• _AVAILABLE DATA_
------

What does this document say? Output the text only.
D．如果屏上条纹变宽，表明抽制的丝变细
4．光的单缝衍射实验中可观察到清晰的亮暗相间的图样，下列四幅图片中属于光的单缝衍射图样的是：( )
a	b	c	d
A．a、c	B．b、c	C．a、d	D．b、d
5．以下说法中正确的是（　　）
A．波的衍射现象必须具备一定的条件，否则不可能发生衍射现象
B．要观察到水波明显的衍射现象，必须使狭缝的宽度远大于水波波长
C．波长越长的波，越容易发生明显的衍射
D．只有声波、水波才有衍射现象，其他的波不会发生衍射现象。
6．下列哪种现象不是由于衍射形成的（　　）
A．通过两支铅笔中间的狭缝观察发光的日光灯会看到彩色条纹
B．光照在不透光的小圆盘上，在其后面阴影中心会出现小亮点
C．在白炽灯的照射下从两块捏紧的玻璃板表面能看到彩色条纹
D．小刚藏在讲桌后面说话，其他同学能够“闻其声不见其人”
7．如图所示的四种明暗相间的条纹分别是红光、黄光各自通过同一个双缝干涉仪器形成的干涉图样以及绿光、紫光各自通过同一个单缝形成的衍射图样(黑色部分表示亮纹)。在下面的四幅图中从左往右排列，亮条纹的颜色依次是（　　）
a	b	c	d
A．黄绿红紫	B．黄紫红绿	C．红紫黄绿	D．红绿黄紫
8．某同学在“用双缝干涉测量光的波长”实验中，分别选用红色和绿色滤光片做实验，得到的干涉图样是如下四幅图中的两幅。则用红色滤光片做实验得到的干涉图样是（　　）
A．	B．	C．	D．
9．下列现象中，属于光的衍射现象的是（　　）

------

• _SHORT EXERCISE_
Reproduce every line of the material above exactly.

• _RESPONSE TO THE TASK_
What does this document say? Output the text only.
D．如果屏上条纹变宽，表明抽制的丝变细
4．光的单缝衍射实验中可观察到清晰的亮暗相间的图样，下列四幅图片中属于光的单缝衍射图样的是：( )
a	b	c	d
A．a、c	B．b、c	C．a、d	D．b、d
5．以下说法中正确的是（　　）
A．波的衍射现象必须具备一定的条件，否则不可能发生衍射现象
B．要观察到水波明显的衍射现象，必须使狭缝的宽度远大于水波波长
C．波长越长的波，越容易发生明显的衍射
D．只有声波、水波才有衍射现象，其他的波不会发生衍射现象。
6．下列哪种现象不是由于衍射形成的（　　）
A．通过两支铅笔中间的狭缝观察发光的日光灯会看到彩色条纹
B．光照在不透光的小圆盘上，在其后面阴影中心会出现小亮点
C．在白炽灯的照射下从两块捏紧的玻璃板表面能看到彩色条纹
D．小刚藏在讲桌后面说话，其他同学能够“闻其声不见其人”
7．如图所示的四种明暗相间的条纹分别是红光、黄光各自通过同一个双缝干涉仪器形成的干涉图样以及绿光、紫光各自通过同一个单缝形成的衍射图样(黑色部分表示亮纹)。在下面的四幅图中从左往右排列，亮条纹的颜色依次是（　　）
a	b	c	d
A．黄绿红紫	B．黄紫红绿	C．红紫黄绿	D．红绿黄紫
8．某同学在“用双缝干涉测量光的波长”实验中，分别选用红色和绿色滤光片做实验，得到的干涉图样是如下四幅图中的两幅。则用红色滤光片做实验得到的干涉图样是（　　）
A．	B．	C．	D．
9．下列现象中，属于光的衍射现象的是（　　）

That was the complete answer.